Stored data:
*****

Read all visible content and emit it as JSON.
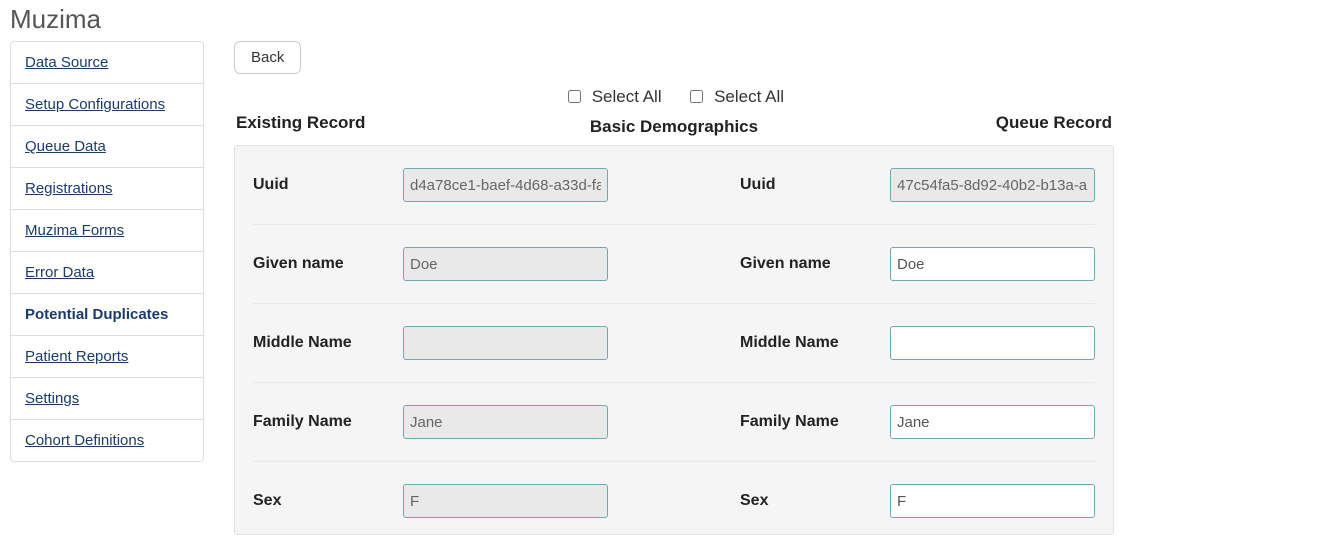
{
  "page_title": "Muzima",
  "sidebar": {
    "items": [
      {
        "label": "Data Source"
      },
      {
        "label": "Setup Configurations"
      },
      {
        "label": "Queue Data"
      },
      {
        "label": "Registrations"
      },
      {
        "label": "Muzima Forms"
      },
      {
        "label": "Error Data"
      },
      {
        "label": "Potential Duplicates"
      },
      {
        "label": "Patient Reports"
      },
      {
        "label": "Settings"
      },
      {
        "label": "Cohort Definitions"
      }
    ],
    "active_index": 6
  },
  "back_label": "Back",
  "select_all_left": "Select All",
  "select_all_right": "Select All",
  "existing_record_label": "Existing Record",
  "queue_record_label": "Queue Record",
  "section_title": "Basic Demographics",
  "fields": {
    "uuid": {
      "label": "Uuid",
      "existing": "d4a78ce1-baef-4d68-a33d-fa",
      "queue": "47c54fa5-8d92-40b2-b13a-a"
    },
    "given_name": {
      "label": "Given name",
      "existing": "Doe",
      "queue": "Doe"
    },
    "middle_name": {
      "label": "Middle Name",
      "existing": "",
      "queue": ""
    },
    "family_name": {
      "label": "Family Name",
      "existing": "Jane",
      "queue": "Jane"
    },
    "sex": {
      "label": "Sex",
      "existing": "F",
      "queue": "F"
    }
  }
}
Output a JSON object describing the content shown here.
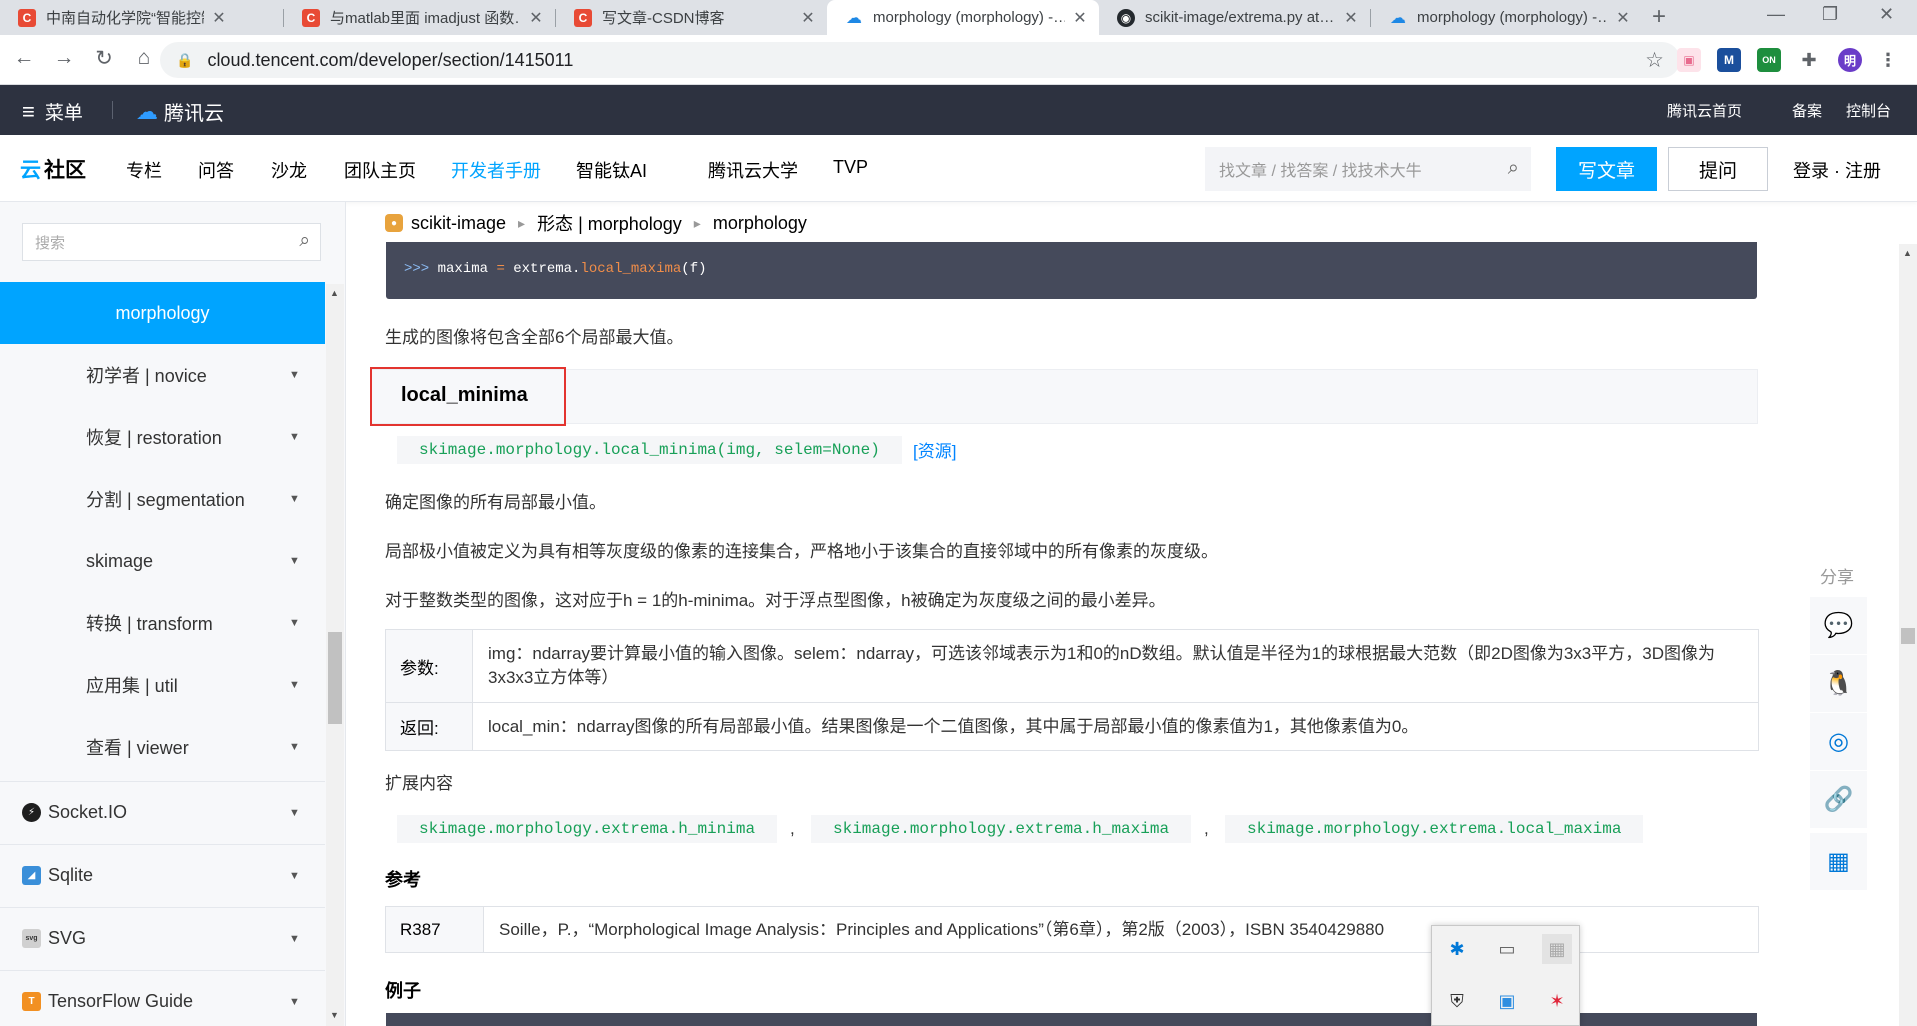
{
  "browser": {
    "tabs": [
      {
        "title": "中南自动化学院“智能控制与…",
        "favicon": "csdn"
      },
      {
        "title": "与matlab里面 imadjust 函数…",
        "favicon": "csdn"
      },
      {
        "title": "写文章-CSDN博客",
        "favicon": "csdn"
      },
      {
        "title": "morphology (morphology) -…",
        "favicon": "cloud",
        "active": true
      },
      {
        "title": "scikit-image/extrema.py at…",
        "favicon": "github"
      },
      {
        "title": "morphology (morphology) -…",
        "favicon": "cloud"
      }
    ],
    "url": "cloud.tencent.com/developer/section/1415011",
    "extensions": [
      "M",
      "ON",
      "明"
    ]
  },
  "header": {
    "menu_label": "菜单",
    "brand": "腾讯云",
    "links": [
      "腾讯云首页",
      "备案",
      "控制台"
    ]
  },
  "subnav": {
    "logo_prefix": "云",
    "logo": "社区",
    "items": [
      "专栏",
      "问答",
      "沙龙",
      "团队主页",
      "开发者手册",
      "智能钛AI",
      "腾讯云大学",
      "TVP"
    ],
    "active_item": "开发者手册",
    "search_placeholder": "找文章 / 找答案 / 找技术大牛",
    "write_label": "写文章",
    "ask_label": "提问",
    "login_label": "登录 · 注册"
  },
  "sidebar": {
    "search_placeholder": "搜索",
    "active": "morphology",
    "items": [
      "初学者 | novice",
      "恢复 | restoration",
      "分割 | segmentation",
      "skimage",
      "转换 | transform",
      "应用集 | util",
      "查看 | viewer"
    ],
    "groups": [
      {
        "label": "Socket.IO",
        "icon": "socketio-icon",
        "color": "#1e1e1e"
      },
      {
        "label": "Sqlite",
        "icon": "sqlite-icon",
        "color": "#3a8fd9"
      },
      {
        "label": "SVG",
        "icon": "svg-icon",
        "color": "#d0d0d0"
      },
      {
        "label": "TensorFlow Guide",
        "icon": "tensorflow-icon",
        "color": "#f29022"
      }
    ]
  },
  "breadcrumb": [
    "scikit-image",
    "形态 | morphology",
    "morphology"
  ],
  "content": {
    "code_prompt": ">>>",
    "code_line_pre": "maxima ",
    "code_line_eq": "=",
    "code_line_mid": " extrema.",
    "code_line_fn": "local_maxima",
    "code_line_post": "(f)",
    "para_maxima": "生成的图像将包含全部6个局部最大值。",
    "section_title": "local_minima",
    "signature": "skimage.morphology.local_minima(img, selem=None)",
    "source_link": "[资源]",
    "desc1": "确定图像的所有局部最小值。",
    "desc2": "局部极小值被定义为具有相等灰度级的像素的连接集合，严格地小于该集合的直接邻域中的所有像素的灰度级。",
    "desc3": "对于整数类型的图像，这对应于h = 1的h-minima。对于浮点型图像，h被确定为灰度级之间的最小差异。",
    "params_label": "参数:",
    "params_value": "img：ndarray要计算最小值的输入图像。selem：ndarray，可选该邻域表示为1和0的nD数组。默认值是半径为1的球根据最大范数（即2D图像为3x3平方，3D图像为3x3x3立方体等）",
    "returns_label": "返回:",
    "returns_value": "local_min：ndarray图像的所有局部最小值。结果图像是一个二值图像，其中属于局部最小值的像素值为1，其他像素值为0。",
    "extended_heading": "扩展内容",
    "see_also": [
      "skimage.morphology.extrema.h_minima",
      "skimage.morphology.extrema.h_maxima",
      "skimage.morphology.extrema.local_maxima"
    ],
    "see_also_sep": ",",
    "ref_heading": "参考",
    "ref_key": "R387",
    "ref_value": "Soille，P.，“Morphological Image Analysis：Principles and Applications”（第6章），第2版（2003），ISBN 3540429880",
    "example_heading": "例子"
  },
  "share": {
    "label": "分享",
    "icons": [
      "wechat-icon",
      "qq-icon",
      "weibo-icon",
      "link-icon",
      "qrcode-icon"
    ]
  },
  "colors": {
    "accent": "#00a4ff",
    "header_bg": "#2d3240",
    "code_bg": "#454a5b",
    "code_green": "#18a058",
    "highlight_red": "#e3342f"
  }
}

*****

> **Given problem**
Omit the images and transcribe all of the records above word for word.

> **Answer**
Read all visible content and emit it as JSON.
{
  "page_title": "Muzima",
  "sidebar": {
    "items": [
      {
        "label": "Data Source"
      },
      {
        "label": "Setup Configurations"
      },
      {
        "label": "Queue Data"
      },
      {
        "label": "Registrations"
      },
      {
        "label": "Muzima Forms"
      },
      {
        "label": "Error Data"
      },
      {
        "label": "Potential Duplicates"
      },
      {
        "label": "Patient Reports"
      },
      {
        "label": "Settings"
      },
      {
        "label": "Cohort Definitions"
      }
    ],
    "active_index": 6
  },
  "back_label": "Back",
  "select_all_left": "Select All",
  "select_all_right": "Select All",
  "existing_record_label": "Existing Record",
  "queue_record_label": "Queue Record",
  "section_title": "Basic Demographics",
  "fields": {
    "uuid": {
      "label": "Uuid",
      "existing": "d4a78ce1-baef-4d68-a33d-fa",
      "queue": "47c54fa5-8d92-40b2-b13a-a"
    },
    "given_name": {
      "label": "Given name",
      "existing": "Doe",
      "queue": "Doe"
    },
    "middle_name": {
      "label": "Middle Name",
      "existing": "",
      "queue": ""
    },
    "family_name": {
      "label": "Family Name",
      "existing": "Jane",
      "queue": "Jane"
    },
    "sex": {
      "label": "Sex",
      "existing": "F",
      "queue": "F"
    }
  }
}
Output a JSON object describing the content shown here.
{
  "browser": {
    "tabs": [
      {
        "title": "中南自动化学院“智能控制与…",
        "favicon": "csdn"
      },
      {
        "title": "与matlab里面 imadjust 函数…",
        "favicon": "csdn"
      },
      {
        "title": "写文章-CSDN博客",
        "favicon": "csdn"
      },
      {
        "title": "morphology (morphology) -…",
        "favicon": "cloud",
        "active": true
      },
      {
        "title": "scikit-image/extrema.py at…",
        "favicon": "github"
      },
      {
        "title": "morphology (morphology) -…",
        "favicon": "cloud"
      }
    ],
    "url": "cloud.tencent.com/developer/section/1415011",
    "extensions": [
      "M",
      "ON",
      "明"
    ]
  },
  "header": {
    "menu_label": "菜单",
    "brand": "腾讯云",
    "links": [
      "腾讯云首页",
      "备案",
      "控制台"
    ]
  },
  "subnav": {
    "logo_prefix": "云",
    "logo": "社区",
    "items": [
      "专栏",
      "问答",
      "沙龙",
      "团队主页",
      "开发者手册",
      "智能钛AI",
      "腾讯云大学",
      "TVP"
    ],
    "active_item": "开发者手册",
    "search_placeholder": "找文章 / 找答案 / 找技术大牛",
    "write_label": "写文章",
    "ask_label": "提问",
    "login_label": "登录 · 注册"
  },
  "sidebar": {
    "search_placeholder": "搜索",
    "active": "morphology",
    "items": [
      "初学者 | novice",
      "恢复 | restoration",
      "分割 | segmentation",
      "skimage",
      "转换 | transform",
      "应用集 | util",
      "查看 | viewer"
    ],
    "groups": [
      {
        "label": "Socket.IO",
        "icon": "socketio-icon",
        "color": "#1e1e1e"
      },
      {
        "label": "Sqlite",
        "icon": "sqlite-icon",
        "color": "#3a8fd9"
      },
      {
        "label": "SVG",
        "icon": "svg-icon",
        "color": "#d0d0d0"
      },
      {
        "label": "TensorFlow Guide",
        "icon": "tensorflow-icon",
        "color": "#f29022"
      }
    ]
  },
  "breadcrumb": [
    "scikit-image",
    "形态 | morphology",
    "morphology"
  ],
  "content": {
    "code_prompt": ">>>",
    "code_line_pre": "maxima ",
    "code_line_eq": "=",
    "code_line_mid": " extrema.",
    "code_line_fn": "local_maxima",
    "code_line_post": "(f)",
    "para_maxima": "生成的图像将包含全部6个局部最大值。",
    "section_title": "local_minima",
    "signature": "skimage.morphology.local_minima(img, selem=None)",
    "source_link": "[资源]",
    "desc1": "确定图像的所有局部最小值。",
    "desc2": "局部极小值被定义为具有相等灰度级的像素的连接集合，严格地小于该集合的直接邻域中的所有像素的灰度级。",
    "desc3": "对于整数类型的图像，这对应于h = 1的h-minima。对于浮点型图像，h被确定为灰度级之间的最小差异。",
    "params_label": "参数:",
    "params_value": "img：ndarray要计算最小值的输入图像。selem：ndarray，可选该邻域表示为1和0的nD数组。默认值是半径为1的球根据最大范数（即2D图像为3x3平方，3D图像为3x3x3立方体等）",
    "returns_label": "返回:",
    "returns_value": "local_min：ndarray图像的所有局部最小值。结果图像是一个二值图像，其中属于局部最小值的像素值为1，其他像素值为0。",
    "extended_heading": "扩展内容",
    "see_also": [
      "skimage.morphology.extrema.h_minima",
      "skimage.morphology.extrema.h_maxima",
      "skimage.morphology.extrema.local_maxima"
    ],
    "see_also_sep": ",",
    "ref_heading": "参考",
    "ref_key": "R387",
    "ref_value": "Soille，P.，“Morphological Image Analysis：Principles and Applications”（第6章），第2版（2003），ISBN 3540429880",
    "example_heading": "例子"
  },
  "share": {
    "label": "分享",
    "icons": [
      "wechat-icon",
      "qq-icon",
      "weibo-icon",
      "link-icon",
      "qrcode-icon"
    ]
  },
  "colors": {
    "accent": "#00a4ff",
    "header_bg": "#2d3240",
    "code_bg": "#454a5b",
    "code_green": "#18a058",
    "highlight_red": "#e3342f"
  }
}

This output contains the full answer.